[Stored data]
════════
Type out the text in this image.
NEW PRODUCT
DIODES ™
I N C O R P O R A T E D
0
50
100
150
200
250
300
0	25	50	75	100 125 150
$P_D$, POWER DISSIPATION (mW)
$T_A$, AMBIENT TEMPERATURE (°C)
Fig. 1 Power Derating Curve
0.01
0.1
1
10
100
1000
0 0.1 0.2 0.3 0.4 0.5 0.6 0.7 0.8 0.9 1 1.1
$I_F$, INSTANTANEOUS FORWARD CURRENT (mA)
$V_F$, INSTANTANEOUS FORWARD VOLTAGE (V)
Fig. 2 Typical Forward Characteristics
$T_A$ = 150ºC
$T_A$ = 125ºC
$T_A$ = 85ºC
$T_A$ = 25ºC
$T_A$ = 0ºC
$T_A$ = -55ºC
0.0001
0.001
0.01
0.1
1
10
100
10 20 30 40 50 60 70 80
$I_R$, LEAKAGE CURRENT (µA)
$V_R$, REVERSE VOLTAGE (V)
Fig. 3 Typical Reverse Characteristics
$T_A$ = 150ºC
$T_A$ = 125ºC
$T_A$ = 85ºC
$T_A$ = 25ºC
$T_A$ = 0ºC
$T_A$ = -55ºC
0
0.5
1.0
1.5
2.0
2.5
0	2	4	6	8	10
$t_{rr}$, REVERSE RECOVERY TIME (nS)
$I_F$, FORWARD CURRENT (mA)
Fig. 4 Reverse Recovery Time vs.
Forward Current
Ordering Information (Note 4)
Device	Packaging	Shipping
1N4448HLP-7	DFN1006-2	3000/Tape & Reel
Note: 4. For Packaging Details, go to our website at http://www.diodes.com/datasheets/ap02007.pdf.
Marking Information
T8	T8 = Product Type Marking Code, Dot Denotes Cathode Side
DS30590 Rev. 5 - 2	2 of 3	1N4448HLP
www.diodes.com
════════
> Set exercise
All of the entries must be quoted exactly; please include each one.

> Answer to the task
Type out the text in this image.
NEW PRODUCT
DIODES ™
I N C O R P O R A T E D
0
50
100
150
200
250
300
0	25	50	75	100 125 150
$P_D$, POWER DISSIPATION (mW)
$T_A$, AMBIENT TEMPERATURE (°C)
Fig. 1 Power Derating Curve
0.01
0.1
1
10
100
1000
0 0.1 0.2 0.3 0.4 0.5 0.6 0.7 0.8 0.9 1 1.1
$I_F$, INSTANTANEOUS FORWARD CURRENT (mA)
$V_F$, INSTANTANEOUS FORWARD VOLTAGE (V)
Fig. 2 Typical Forward Characteristics
$T_A$ = 150ºC
$T_A$ = 125ºC
$T_A$ = 85ºC
$T_A$ = 25ºC
$T_A$ = 0ºC
$T_A$ = -55ºC
0.0001
0.001
0.01
0.1
1
10
100
10 20 30 40 50 60 70 80
$I_R$, LEAKAGE CURRENT (µA)
$V_R$, REVERSE VOLTAGE (V)
Fig. 3 Typical Reverse Characteristics
$T_A$ = 150ºC
$T_A$ = 125ºC
$T_A$ = 85ºC
$T_A$ = 25ºC
$T_A$ = 0ºC
$T_A$ = -55ºC
0
0.5
1.0
1.5
2.0
2.5
0	2	4	6	8	10
$t_{rr}$, REVERSE RECOVERY TIME (nS)
$I_F$, FORWARD CURRENT (mA)
Fig. 4 Reverse Recovery Time vs.
Forward Current
Ordering Information (Note 4)
Device	Packaging	Shipping
1N4448HLP-7	DFN1006-2	3000/Tape & Reel
Note: 4. For Packaging Details, go to our website at http://www.diodes.com/datasheets/ap02007.pdf.
Marking Information
T8	T8 = Product Type Marking Code, Dot Denotes Cathode Side
DS30590 Rev. 5 - 2	2 of 3	1N4448HLP
www.diodes.com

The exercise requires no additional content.